## WHAT IS ASKED
Find each line with the string "favicon" and report it.
━━━━━ EXTRACTED ENTRIES ━━━━━
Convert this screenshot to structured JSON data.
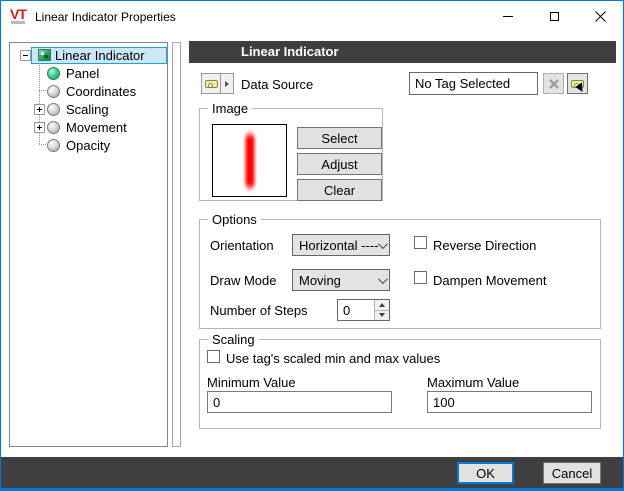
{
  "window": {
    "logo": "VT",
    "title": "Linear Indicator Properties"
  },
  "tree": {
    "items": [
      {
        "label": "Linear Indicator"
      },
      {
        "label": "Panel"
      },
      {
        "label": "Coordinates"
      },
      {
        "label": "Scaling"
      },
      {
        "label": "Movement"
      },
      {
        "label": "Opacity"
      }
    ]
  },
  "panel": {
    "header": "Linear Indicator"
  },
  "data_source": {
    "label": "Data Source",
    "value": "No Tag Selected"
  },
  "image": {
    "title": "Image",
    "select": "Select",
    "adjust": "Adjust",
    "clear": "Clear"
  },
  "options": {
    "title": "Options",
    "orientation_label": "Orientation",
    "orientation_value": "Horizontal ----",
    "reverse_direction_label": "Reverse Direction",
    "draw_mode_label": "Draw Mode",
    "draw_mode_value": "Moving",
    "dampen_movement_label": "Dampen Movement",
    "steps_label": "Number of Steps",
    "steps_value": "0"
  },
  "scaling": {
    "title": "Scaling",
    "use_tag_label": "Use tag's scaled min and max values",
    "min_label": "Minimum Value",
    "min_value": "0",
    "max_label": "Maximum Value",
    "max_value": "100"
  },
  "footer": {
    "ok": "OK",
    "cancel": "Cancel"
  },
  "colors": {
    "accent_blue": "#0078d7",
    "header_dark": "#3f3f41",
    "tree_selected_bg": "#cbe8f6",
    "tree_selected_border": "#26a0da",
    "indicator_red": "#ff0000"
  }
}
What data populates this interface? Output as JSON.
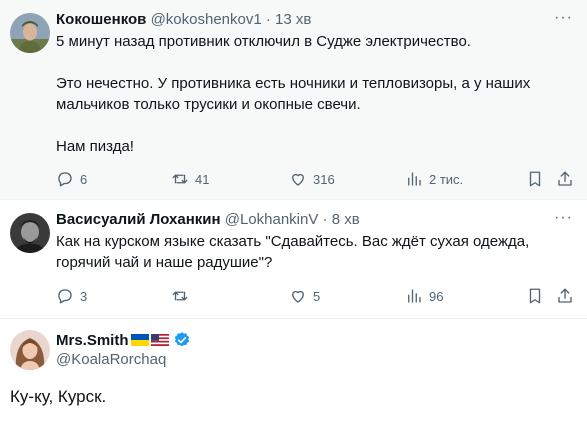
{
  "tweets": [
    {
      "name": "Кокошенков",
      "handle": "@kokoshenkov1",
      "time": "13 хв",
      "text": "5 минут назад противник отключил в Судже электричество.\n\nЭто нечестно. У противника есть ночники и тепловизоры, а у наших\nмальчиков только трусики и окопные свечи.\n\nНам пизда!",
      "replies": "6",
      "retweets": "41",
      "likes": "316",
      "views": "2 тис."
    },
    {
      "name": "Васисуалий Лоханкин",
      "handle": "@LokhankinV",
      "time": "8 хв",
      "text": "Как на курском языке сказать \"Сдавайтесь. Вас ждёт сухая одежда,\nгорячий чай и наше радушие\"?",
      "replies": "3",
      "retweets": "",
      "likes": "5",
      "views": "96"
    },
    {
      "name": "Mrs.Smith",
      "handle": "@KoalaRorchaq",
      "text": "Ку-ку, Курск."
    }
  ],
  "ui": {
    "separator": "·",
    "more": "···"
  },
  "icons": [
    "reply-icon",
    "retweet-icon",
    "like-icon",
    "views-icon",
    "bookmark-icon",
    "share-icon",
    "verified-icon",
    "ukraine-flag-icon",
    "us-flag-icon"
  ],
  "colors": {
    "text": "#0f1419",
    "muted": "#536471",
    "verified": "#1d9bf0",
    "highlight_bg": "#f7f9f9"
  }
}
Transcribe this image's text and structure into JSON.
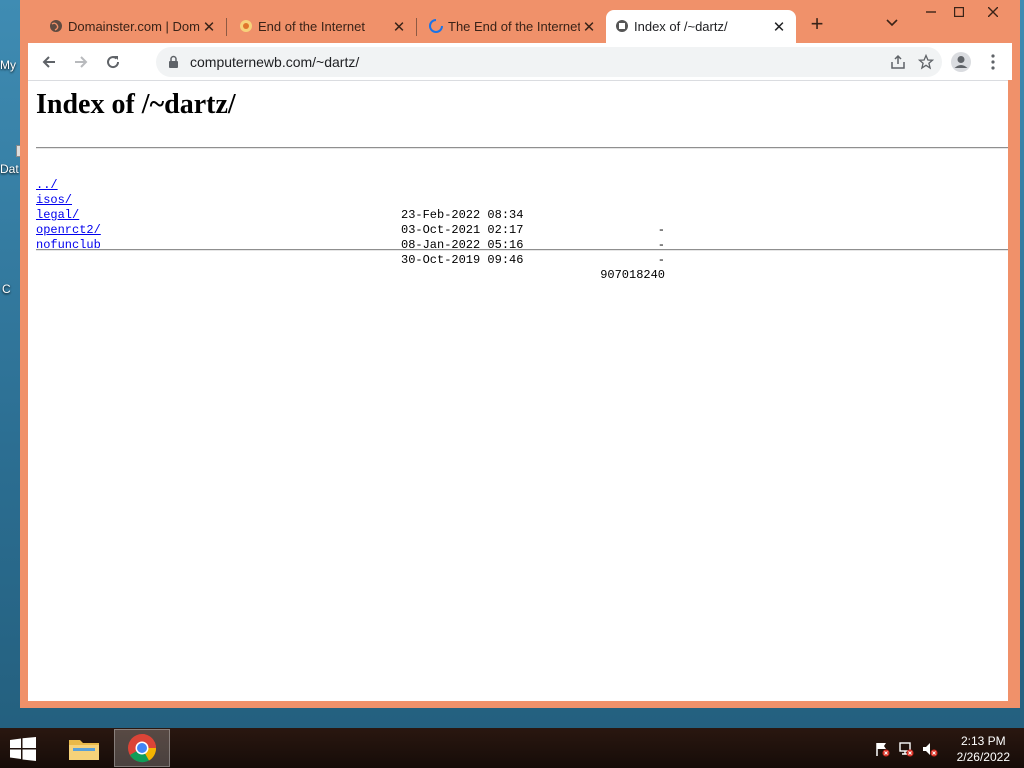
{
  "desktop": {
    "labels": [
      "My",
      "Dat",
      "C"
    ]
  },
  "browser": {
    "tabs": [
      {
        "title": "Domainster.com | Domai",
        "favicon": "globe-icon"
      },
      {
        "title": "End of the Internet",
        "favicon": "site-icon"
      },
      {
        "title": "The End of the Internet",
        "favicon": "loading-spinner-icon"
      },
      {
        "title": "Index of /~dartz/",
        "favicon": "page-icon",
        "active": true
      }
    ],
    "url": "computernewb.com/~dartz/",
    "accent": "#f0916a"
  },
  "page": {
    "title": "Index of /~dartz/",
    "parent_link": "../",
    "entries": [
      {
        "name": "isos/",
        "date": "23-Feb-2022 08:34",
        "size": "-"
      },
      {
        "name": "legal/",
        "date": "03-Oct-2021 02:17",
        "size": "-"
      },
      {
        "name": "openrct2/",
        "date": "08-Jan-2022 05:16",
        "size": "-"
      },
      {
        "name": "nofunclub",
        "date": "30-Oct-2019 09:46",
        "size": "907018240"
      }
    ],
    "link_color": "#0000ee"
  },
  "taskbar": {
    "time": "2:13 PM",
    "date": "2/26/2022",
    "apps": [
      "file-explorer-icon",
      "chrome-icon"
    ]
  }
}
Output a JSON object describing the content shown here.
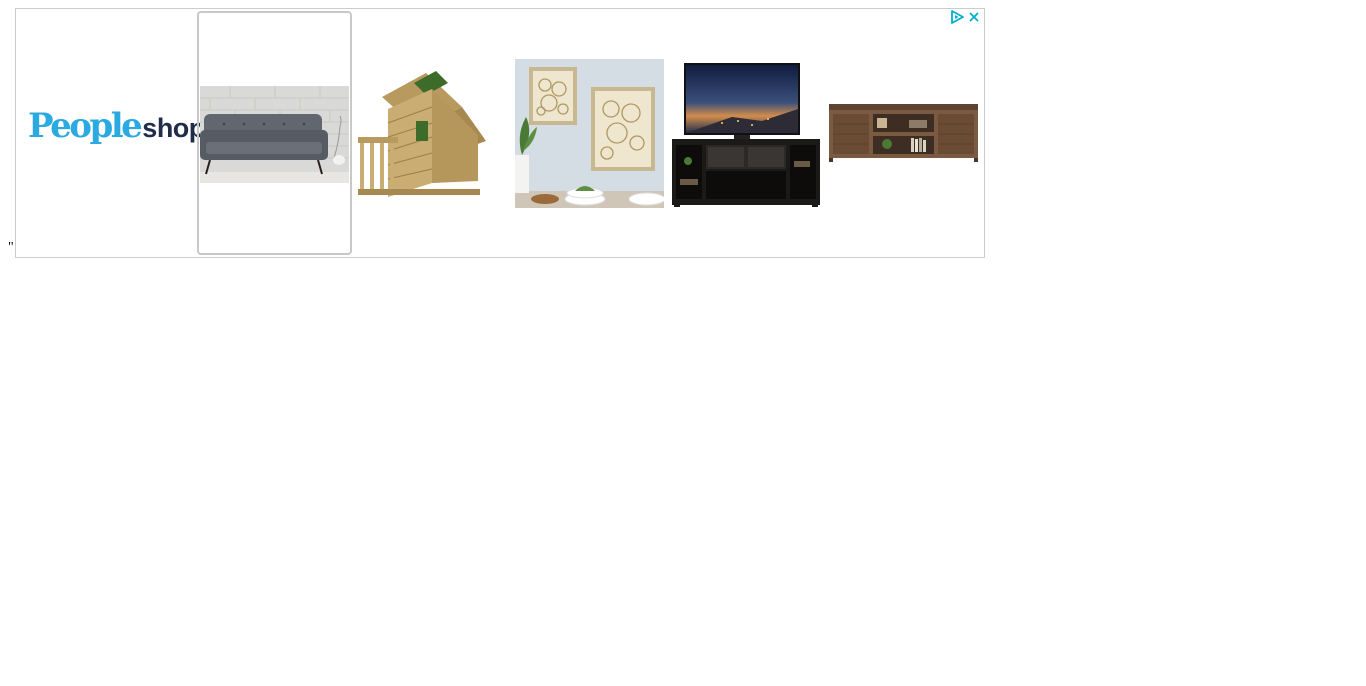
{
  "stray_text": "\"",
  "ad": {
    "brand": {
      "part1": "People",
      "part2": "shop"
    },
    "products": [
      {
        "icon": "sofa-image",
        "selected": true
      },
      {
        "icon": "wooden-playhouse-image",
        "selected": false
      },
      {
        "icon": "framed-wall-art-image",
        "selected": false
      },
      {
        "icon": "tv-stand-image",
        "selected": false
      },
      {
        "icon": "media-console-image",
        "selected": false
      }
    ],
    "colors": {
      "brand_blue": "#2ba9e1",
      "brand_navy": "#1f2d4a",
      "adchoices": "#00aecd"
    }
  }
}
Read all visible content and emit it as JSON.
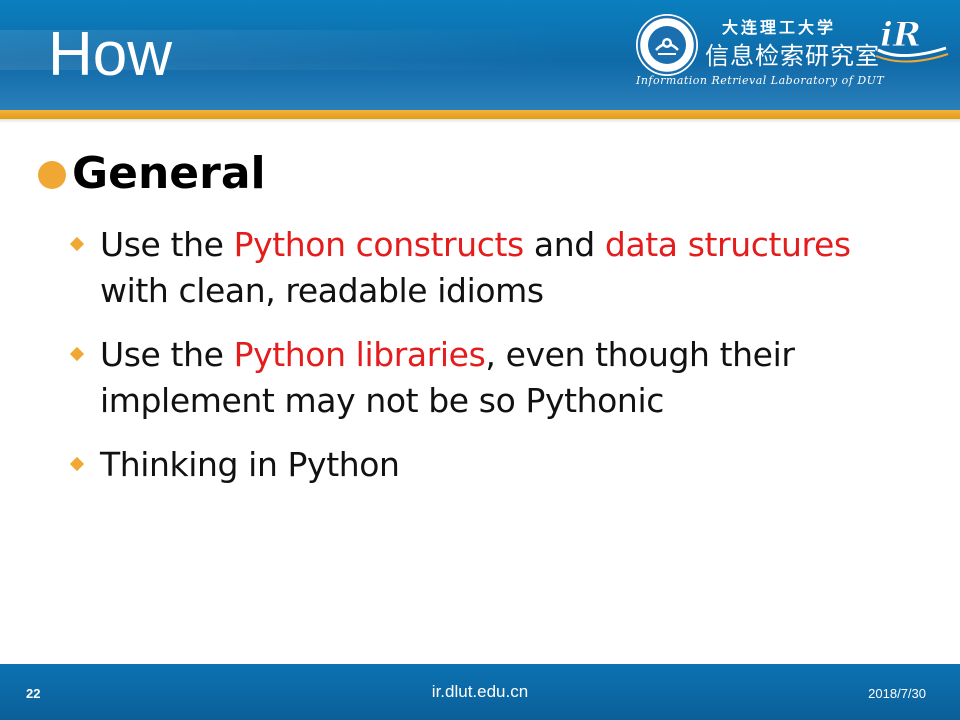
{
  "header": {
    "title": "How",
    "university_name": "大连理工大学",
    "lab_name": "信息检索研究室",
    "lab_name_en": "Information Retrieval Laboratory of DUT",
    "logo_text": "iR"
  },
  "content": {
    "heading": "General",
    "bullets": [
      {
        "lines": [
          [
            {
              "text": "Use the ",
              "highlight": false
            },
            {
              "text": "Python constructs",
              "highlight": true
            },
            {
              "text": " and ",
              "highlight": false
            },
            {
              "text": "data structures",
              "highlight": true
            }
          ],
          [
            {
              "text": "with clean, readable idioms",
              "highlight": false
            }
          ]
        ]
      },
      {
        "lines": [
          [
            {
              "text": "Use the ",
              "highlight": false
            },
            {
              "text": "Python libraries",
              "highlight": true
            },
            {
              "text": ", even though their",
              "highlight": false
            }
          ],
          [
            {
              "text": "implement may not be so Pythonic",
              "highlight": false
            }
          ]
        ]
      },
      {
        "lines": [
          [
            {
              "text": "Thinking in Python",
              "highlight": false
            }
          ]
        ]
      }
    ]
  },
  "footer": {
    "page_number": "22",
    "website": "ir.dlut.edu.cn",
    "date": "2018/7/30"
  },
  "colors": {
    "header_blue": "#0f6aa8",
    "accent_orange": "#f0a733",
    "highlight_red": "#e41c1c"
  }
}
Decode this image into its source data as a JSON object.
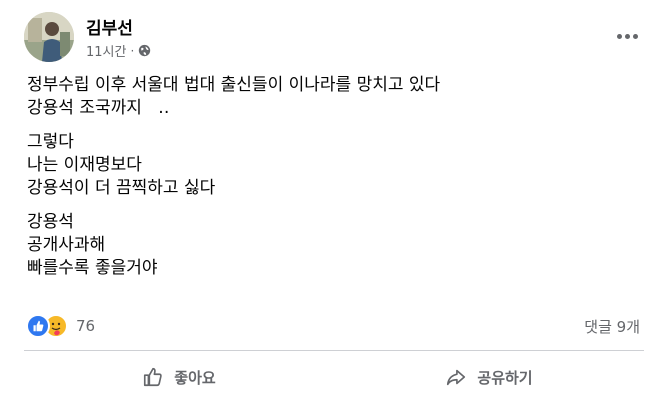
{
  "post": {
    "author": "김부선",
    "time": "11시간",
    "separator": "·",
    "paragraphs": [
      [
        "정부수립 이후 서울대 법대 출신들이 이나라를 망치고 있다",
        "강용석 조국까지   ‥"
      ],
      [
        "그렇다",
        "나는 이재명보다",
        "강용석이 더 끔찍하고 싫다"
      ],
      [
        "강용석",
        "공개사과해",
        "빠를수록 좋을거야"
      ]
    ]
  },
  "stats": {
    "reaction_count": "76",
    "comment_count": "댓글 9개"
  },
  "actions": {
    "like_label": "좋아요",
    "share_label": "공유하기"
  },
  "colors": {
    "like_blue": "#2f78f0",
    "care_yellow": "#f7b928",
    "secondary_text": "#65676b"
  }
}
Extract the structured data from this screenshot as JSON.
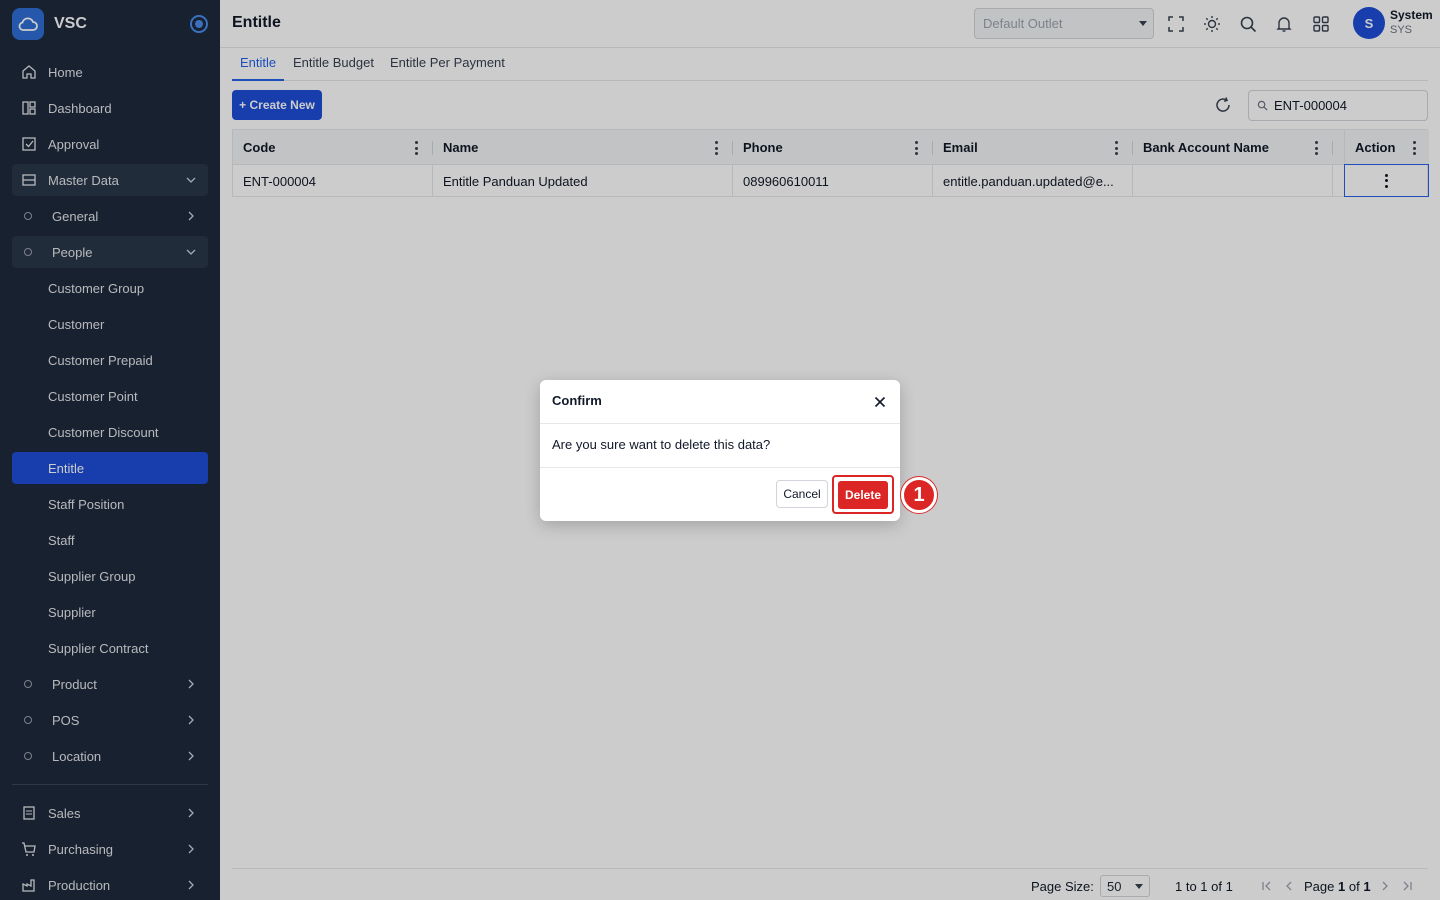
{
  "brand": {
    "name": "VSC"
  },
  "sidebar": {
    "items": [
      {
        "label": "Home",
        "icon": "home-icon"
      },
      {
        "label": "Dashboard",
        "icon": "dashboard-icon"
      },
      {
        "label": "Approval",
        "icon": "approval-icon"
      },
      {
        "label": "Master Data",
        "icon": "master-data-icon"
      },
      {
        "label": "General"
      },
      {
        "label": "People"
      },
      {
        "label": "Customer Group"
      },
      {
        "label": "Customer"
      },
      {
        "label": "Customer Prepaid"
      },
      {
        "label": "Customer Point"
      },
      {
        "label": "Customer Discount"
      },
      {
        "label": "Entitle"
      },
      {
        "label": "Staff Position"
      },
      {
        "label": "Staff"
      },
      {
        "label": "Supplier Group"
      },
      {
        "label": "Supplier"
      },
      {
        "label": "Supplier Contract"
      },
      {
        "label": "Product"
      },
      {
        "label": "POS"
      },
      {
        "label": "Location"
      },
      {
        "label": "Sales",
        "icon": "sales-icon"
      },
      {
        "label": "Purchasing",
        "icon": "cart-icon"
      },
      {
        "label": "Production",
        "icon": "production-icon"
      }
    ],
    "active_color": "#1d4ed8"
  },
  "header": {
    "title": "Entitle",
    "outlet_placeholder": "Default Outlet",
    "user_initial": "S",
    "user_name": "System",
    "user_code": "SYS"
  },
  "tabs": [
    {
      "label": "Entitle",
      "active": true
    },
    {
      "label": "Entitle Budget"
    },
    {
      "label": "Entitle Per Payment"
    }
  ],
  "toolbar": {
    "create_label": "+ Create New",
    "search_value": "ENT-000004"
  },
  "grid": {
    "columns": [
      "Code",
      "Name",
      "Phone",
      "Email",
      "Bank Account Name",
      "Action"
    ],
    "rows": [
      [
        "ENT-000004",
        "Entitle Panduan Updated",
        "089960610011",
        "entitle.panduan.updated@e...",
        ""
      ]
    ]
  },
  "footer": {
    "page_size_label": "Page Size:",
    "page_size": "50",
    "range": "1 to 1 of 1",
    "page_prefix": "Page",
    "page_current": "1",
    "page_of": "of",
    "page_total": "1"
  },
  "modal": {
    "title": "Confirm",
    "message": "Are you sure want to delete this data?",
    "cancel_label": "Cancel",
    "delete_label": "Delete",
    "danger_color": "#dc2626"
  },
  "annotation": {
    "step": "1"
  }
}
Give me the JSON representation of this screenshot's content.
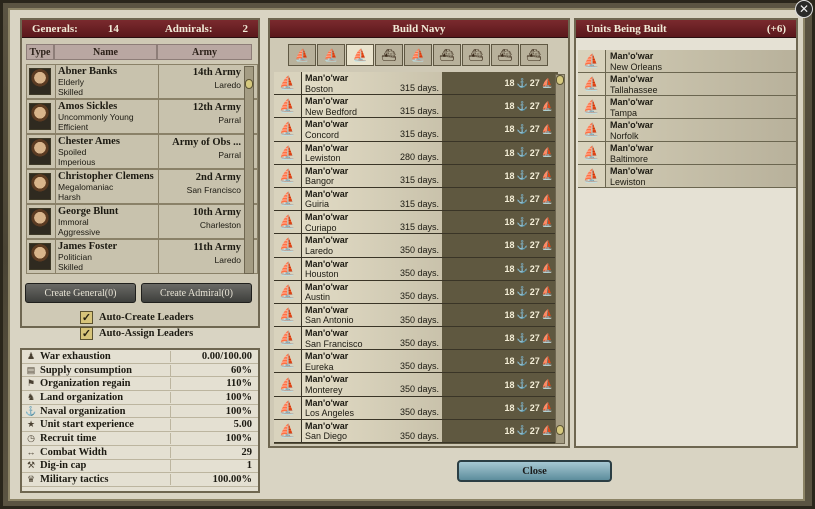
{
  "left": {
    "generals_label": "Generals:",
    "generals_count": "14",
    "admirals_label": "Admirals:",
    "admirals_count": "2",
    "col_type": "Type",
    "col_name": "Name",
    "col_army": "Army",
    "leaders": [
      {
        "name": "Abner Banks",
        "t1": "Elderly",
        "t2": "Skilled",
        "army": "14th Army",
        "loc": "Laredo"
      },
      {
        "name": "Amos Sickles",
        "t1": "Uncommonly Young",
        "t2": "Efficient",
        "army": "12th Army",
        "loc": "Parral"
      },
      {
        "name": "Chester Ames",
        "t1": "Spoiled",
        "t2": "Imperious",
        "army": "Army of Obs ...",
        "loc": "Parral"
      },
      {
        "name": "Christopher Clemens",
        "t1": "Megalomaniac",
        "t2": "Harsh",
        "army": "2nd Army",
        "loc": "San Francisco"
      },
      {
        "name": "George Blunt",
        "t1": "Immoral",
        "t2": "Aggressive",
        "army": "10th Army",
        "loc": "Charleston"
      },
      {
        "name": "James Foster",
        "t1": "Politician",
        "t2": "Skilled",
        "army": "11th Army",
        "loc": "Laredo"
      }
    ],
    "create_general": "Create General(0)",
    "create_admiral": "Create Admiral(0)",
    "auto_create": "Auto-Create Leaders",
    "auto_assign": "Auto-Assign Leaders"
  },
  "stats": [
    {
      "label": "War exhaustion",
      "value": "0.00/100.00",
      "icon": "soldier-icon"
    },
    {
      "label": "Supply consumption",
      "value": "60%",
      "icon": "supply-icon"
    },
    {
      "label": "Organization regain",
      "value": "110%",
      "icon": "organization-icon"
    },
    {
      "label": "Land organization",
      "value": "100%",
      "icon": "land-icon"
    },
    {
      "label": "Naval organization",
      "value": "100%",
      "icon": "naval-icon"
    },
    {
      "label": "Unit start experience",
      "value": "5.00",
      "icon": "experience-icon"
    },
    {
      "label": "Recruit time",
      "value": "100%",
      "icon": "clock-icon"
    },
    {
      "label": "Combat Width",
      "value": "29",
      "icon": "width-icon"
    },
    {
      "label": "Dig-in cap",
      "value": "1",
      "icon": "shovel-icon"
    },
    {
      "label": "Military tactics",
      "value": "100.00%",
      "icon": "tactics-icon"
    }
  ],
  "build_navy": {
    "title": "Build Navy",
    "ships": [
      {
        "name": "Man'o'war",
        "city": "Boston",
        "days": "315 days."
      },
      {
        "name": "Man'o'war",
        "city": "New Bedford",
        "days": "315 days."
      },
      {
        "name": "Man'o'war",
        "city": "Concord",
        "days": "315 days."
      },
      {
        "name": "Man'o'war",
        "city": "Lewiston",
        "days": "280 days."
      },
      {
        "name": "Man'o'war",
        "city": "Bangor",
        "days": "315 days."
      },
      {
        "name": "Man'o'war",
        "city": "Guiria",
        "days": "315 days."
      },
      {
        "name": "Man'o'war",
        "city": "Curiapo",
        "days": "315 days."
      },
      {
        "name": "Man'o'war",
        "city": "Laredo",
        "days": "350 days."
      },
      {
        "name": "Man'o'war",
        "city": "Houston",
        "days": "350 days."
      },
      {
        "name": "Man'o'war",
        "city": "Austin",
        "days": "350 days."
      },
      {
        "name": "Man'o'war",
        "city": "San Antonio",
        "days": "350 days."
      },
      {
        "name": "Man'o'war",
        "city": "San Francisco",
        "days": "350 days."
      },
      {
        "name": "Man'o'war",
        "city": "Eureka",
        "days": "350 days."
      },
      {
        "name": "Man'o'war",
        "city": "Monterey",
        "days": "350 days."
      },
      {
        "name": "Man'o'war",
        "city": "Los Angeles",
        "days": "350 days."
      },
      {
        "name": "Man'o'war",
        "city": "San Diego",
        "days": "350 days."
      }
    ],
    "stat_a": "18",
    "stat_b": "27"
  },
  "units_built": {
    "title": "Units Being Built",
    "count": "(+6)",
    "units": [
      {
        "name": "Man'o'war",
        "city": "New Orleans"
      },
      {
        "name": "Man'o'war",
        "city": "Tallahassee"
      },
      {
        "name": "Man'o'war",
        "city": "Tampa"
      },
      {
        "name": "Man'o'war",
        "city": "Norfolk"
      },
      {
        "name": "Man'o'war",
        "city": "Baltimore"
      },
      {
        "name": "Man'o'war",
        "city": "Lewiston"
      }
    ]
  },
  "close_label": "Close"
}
━━━━━
## RESPONSE
        "favicon": "globe-icon"
        "favicon": "site-icon"
        "favicon": "loading-spinner-icon"
        "favicon": "page-icon",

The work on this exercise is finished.